__THE PROBLEM__
Copy every line of the listing that holds the string "Random".

__DATA EXCERPTS__
<<<<

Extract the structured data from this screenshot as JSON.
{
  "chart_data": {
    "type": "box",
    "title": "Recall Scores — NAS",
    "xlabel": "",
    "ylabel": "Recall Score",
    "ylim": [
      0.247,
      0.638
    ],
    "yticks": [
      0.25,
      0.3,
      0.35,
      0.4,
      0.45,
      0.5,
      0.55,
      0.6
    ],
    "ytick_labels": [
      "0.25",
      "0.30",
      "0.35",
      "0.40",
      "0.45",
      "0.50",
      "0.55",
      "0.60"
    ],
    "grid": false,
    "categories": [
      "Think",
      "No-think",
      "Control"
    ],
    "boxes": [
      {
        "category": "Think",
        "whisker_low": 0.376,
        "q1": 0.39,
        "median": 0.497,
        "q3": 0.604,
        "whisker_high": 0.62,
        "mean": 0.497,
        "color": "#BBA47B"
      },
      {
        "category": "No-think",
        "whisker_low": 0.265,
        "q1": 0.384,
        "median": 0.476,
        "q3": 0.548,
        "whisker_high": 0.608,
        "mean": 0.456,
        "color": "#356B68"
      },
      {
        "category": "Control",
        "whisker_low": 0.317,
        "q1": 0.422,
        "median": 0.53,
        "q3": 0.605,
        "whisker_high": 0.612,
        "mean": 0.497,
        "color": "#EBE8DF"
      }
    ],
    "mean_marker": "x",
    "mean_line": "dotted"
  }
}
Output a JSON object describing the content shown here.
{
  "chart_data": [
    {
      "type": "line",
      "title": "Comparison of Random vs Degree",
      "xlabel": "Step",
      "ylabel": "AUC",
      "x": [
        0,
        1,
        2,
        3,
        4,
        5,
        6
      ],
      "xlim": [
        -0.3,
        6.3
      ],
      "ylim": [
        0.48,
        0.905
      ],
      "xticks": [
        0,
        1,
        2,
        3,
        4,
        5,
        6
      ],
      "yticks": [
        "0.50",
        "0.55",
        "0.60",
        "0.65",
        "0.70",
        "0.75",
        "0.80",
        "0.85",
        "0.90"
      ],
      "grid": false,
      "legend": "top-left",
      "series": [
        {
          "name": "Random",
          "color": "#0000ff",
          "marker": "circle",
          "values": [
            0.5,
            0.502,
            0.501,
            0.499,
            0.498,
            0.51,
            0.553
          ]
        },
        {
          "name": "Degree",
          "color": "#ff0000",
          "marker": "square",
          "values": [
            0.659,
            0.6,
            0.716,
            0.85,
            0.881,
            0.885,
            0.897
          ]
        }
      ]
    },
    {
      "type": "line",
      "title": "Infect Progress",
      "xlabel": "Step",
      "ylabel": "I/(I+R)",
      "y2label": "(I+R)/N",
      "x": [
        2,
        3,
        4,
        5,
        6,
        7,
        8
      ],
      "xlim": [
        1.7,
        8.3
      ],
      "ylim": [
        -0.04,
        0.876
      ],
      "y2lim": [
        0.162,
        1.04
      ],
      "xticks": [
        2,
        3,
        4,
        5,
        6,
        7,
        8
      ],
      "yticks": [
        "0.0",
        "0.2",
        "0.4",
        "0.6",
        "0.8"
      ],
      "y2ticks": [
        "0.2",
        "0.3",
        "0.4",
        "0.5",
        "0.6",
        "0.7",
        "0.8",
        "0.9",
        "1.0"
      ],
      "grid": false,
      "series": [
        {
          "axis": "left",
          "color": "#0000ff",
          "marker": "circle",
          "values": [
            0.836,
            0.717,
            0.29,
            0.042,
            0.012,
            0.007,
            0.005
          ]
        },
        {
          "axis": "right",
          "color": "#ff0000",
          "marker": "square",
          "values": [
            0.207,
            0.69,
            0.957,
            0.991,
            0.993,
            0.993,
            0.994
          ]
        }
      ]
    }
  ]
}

>>>>

__EXPECTED OUTPUT__
      "title": "Comparison of Random vs Degree",
          "name": "Random",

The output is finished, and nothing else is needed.